++++ Text provided ++++

If you are a U.S. person (citizen, green card holder, or resident) and the combined balance of your Indian bank accounts exceeded $10,000 at any point during the year, you must file an FBAR. This is a separate filing from your tax return and the penalties for not filing are severe.

What is an FBAR?

FBAR stands for Foreign Bank Account Report, officially called FinCEN Form 114. It is filed with the Financial Crimes Enforcement Network (FinCEN), not the IRS. Its purpose is to help the U.S. government track foreign financial assets held by U.S. persons.

Who needs to file?

You must file if you are a U.S. person AND the combined maximum balance of all your foreign financial accounts exceeded $10,000 at any point during the calendar year. Key details:

  • “U.S. person” includes citizens, permanent residents (green card holders), and residents for tax purposes
  • “Combined” means all foreign accounts added together — not each account individually
  • “At any point” means the highest balance during the year, not the year-end balance
  • This includes NRE, NRO, FCNR, PPF, and fixed deposit accounts in India
  • Joint accounts count: if your name is on a family member's Indian account, it counts toward your $10,000 threshold
Common mistake: Many NRIs think the $10,000 threshold applies per account. It does not. If you have an NRE account with $6,000 and an NRO account with $5,000, you must file — the combined maximum was $11,000.

++++ Data ++++

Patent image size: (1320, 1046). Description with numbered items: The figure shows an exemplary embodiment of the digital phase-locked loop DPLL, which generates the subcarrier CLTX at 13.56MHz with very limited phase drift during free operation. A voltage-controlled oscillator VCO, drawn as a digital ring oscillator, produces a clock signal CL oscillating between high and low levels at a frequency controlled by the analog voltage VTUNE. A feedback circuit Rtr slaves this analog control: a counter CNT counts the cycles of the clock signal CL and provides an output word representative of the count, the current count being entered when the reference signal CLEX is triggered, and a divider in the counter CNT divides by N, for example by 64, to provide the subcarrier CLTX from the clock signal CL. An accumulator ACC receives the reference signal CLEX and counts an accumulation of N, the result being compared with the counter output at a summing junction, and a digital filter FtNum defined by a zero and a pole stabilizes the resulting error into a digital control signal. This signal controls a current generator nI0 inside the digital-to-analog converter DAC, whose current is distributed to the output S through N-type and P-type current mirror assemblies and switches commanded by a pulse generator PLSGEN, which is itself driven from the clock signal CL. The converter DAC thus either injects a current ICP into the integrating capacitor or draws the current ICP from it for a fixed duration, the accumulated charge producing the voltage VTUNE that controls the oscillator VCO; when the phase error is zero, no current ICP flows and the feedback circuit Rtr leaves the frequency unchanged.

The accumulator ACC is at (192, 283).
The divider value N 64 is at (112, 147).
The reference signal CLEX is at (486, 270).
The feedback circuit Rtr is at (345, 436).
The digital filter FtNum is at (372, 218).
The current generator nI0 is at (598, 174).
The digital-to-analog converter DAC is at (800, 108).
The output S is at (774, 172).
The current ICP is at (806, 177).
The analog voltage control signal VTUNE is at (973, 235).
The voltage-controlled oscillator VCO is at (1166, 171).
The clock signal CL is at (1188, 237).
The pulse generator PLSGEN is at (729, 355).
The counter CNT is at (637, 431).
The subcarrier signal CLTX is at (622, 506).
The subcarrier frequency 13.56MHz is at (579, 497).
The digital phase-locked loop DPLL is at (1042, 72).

++++

_Explore the material_
**a)** According to the FBAR text, which agency receives the FBAR filing?
**b)** Please continue the FBAR text from where it stops.

_Responses_
**a)** The Financial Crimes Enforcement Network (FinCEN), not the IRS.

**b)**
What accounts must be reported?

  • NRE savings and fixed deposit accounts
  • NRO savings and fixed deposit accounts
  • FCNR accounts
  • PPF accounts (if you still have access)
  • Demat accounts holding securities
  • Any account where you have signature authority or financial interest

Filing deadline

The FBAR deadline is April 15, with an automatic extension to October 15. You do not need to request the extension — it is automatic. However, it is good practice to file by April 15 alongside your tax return.

How to file

FBAR is filed electronically through the BSA E-Filing System at bsaefiling.fincen.treas.gov. You will need:

  • Your personal information (name, SSN, address)
  • For each foreign account: bank name, account number, account type, maximum balance during the year, and currency
  • The bank's address

The filing is free. You do not need a tax professional to file, though many NRIs include it in their tax preparation.

Penalties for not filing

FBAR penalties are among the most severe in U.S. tax law:

  • Non-willful violation: Up to $12,906 per account per year (adjusted annually for inflation)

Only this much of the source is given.